# Task details:
In the data below, locate each line with the word "grassland" and list it.

Extracts from a graphics dataset:
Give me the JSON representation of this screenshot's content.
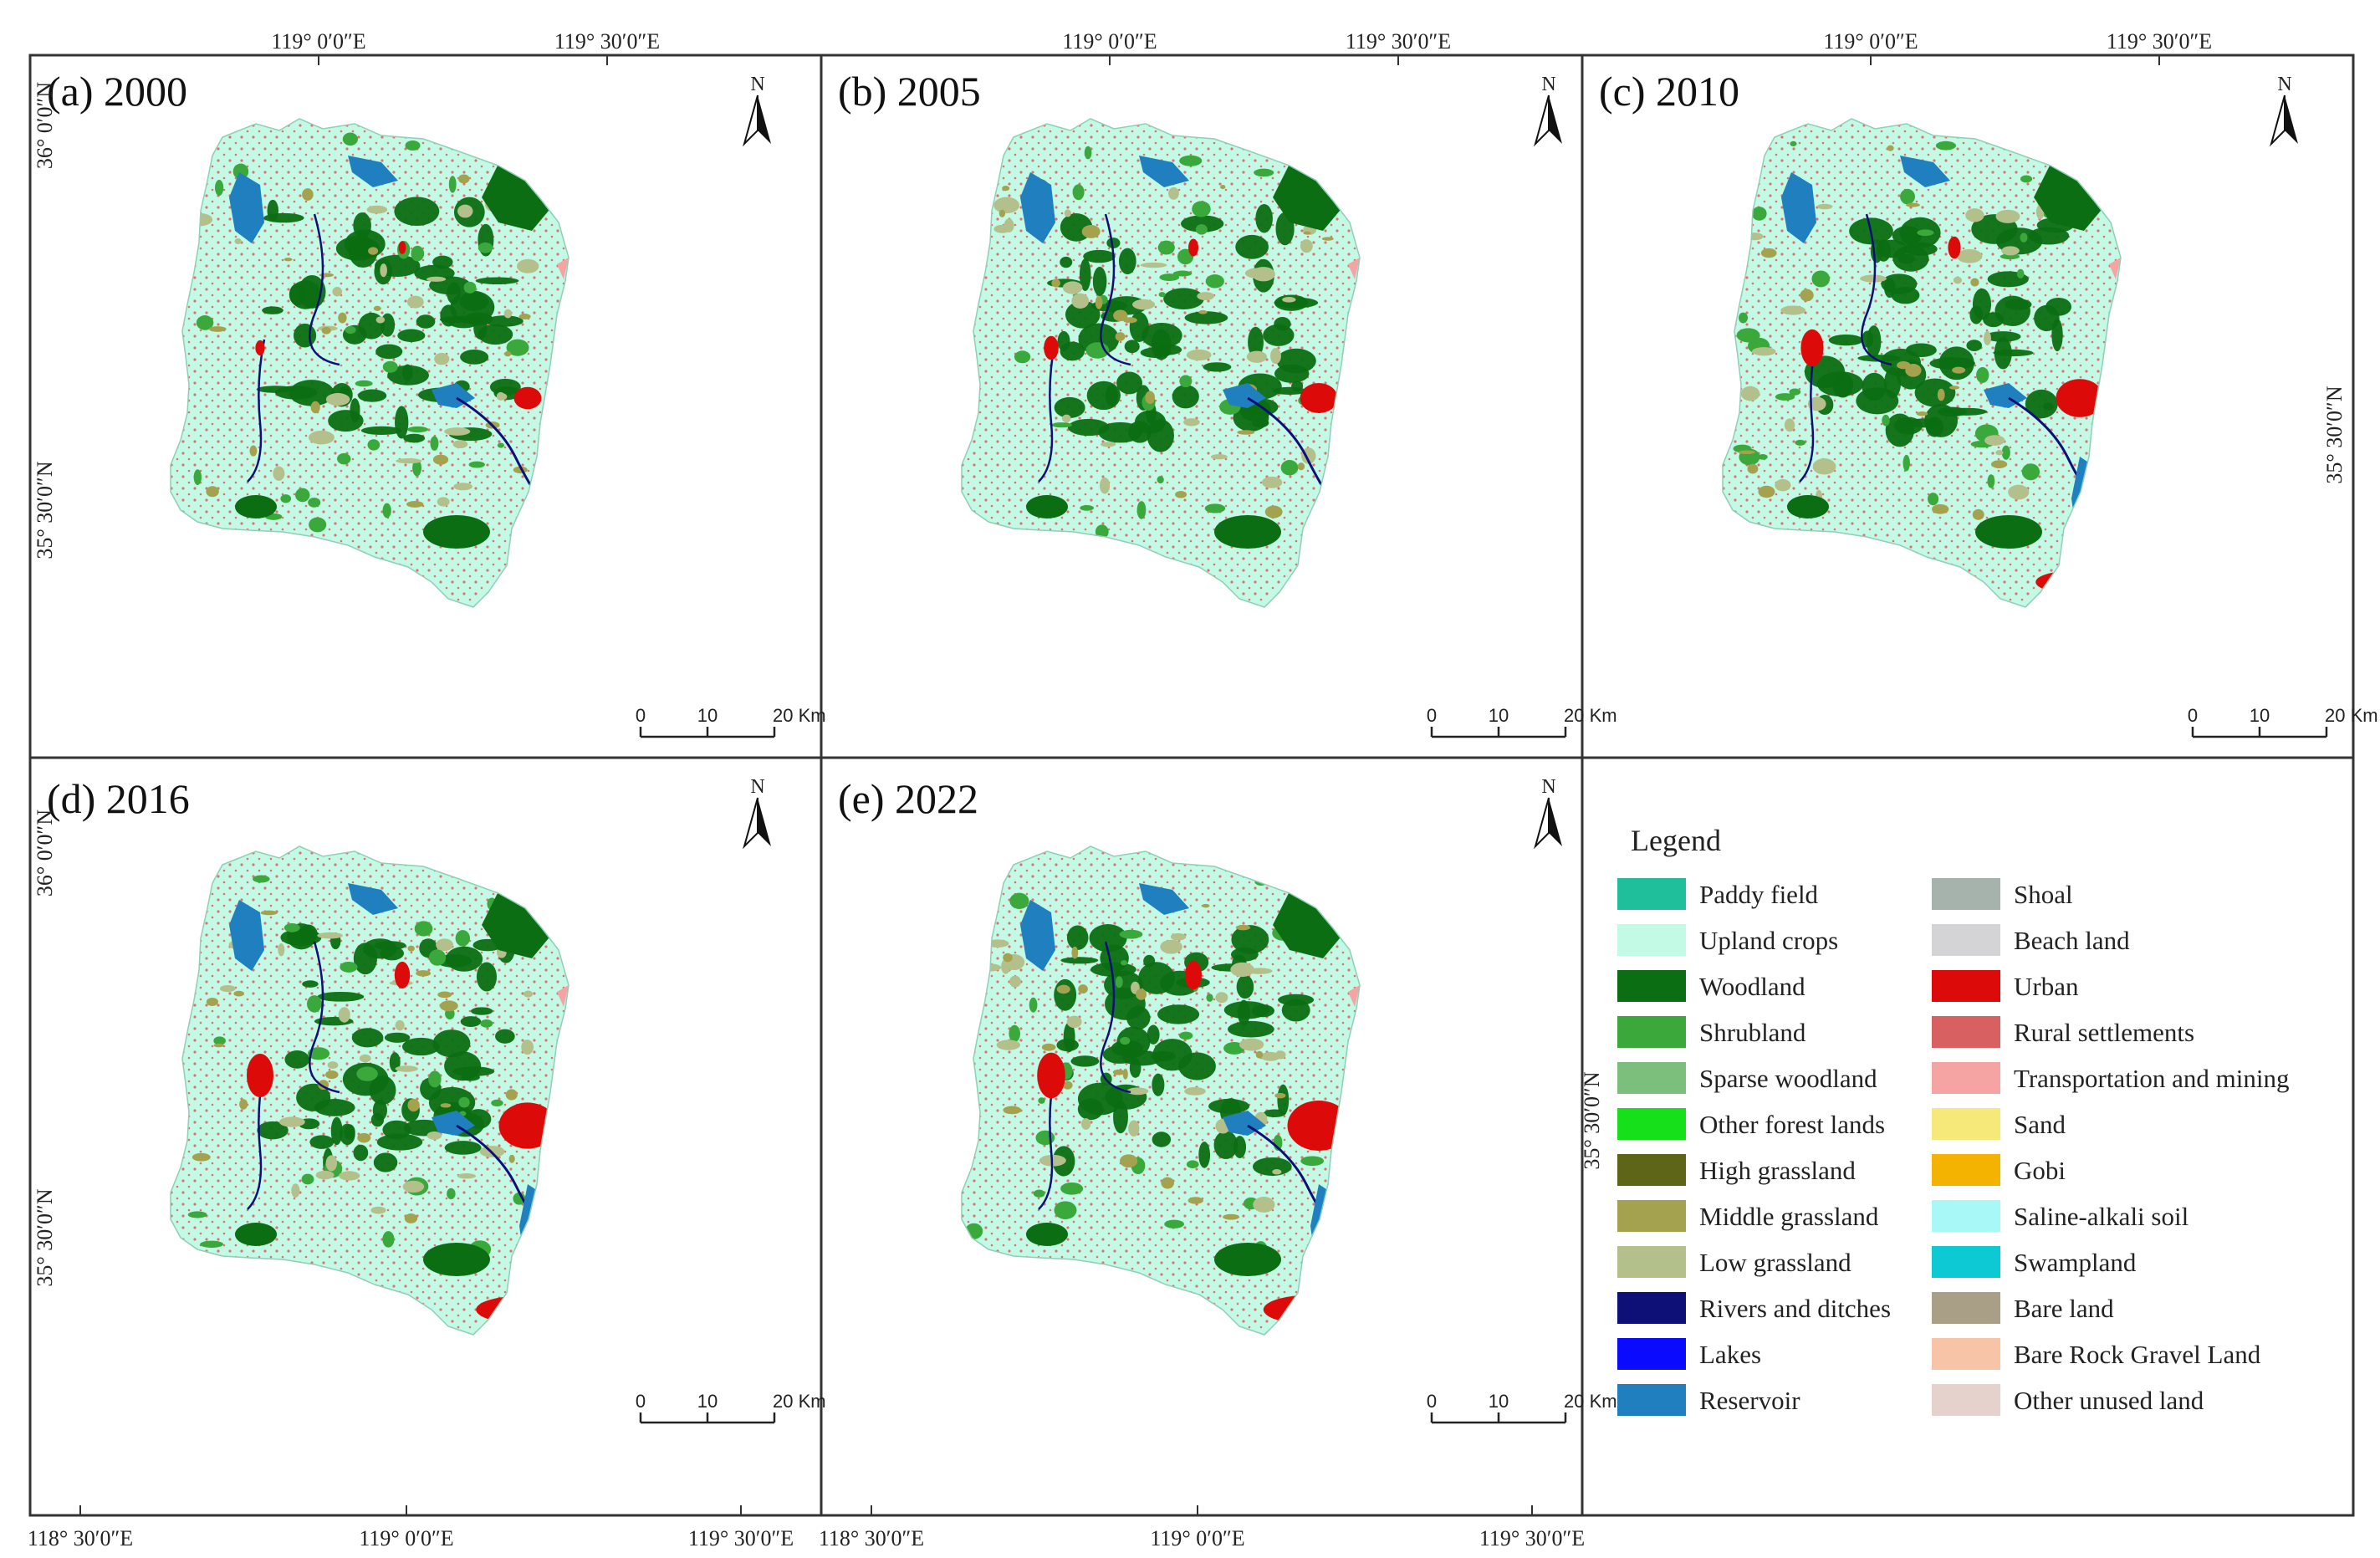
{
  "panels": [
    {
      "id": "a",
      "title": "(a) 2000",
      "urban_scale": 0.55,
      "coast_urban": false,
      "west_city": 0.35
    },
    {
      "id": "b",
      "title": "(b) 2005",
      "urban_scale": 0.75,
      "coast_urban": false,
      "west_city": 0.55
    },
    {
      "id": "c",
      "title": "(c) 2010",
      "urban_scale": 0.95,
      "coast_urban": true,
      "west_city": 0.85
    },
    {
      "id": "d",
      "title": "(d) 2016",
      "urban_scale": 1.15,
      "coast_urban": true,
      "west_city": 1.0
    },
    {
      "id": "e",
      "title": "(e) 2022",
      "urban_scale": 1.25,
      "coast_urban": true,
      "west_city": 1.05
    }
  ],
  "coords": {
    "top_lon": [
      "119° 0′0″E",
      "119° 30′0″E"
    ],
    "lat_36": "36° 0′0″N",
    "lat_3530": "35° 30′0″N",
    "bottom_left_lon": [
      "118° 30′0″E",
      "119° 0′0″E",
      "119° 30′0″E"
    ],
    "bottom_mid_lon": [
      "118° 30′0″E",
      "119° 0′0″E",
      "119° 30′0″E"
    ]
  },
  "north_label": "N",
  "scalebar": {
    "ticks": [
      "0",
      "10",
      "20 Km"
    ]
  },
  "legend": {
    "title": "Legend",
    "left": [
      {
        "label": "Paddy field",
        "color": "#1fbf9c"
      },
      {
        "label": "Upland crops",
        "color": "#c2fae6"
      },
      {
        "label": "Woodland",
        "color": "#0b6e12"
      },
      {
        "label": "Shrubland",
        "color": "#3aa83a"
      },
      {
        "label": "Sparse woodland",
        "color": "#7cbf7c"
      },
      {
        "label": "Other forest lands",
        "color": "#16e01a"
      },
      {
        "label": "High grassland",
        "color": "#5e6418"
      },
      {
        "label": "Middle grassland",
        "color": "#a4a24e"
      },
      {
        "label": "Low grassland",
        "color": "#b3c08c"
      },
      {
        "label": "Rivers and ditches",
        "color": "#0f0f78"
      },
      {
        "label": "Lakes",
        "color": "#0a0aff"
      },
      {
        "label": "Reservoir",
        "color": "#1f7fbf"
      }
    ],
    "right": [
      {
        "label": "Shoal",
        "color": "#a6b3ad"
      },
      {
        "label": "Beach land",
        "color": "#d4d4d6"
      },
      {
        "label": "Urban",
        "color": "#dd0a0a"
      },
      {
        "label": "Rural settlements",
        "color": "#d96060"
      },
      {
        "label": "Transportation and mining",
        "color": "#f5a3a3"
      },
      {
        "label": "Sand",
        "color": "#f7e87a"
      },
      {
        "label": "Gobi",
        "color": "#f3b300"
      },
      {
        "label": "Saline-alkali soil",
        "color": "#a8f8f8"
      },
      {
        "label": "Swampland",
        "color": "#0cc9d3"
      },
      {
        "label": "Bare land",
        "color": "#a89f86"
      },
      {
        "label": "Bare Rock Gravel Land",
        "color": "#f8c4a8"
      },
      {
        "label": "Other unused land",
        "color": "#e6d2cc"
      }
    ]
  }
}
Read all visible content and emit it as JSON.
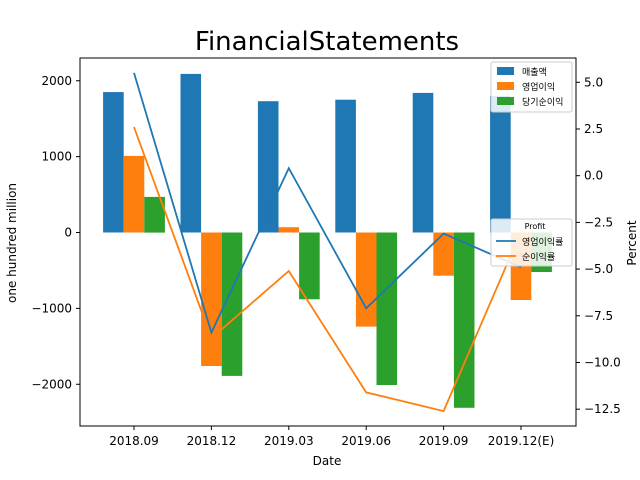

# Solution for this problem:
        "label": "High grassland",
        "label": "Middle grassland",
        "label": "Low grassland",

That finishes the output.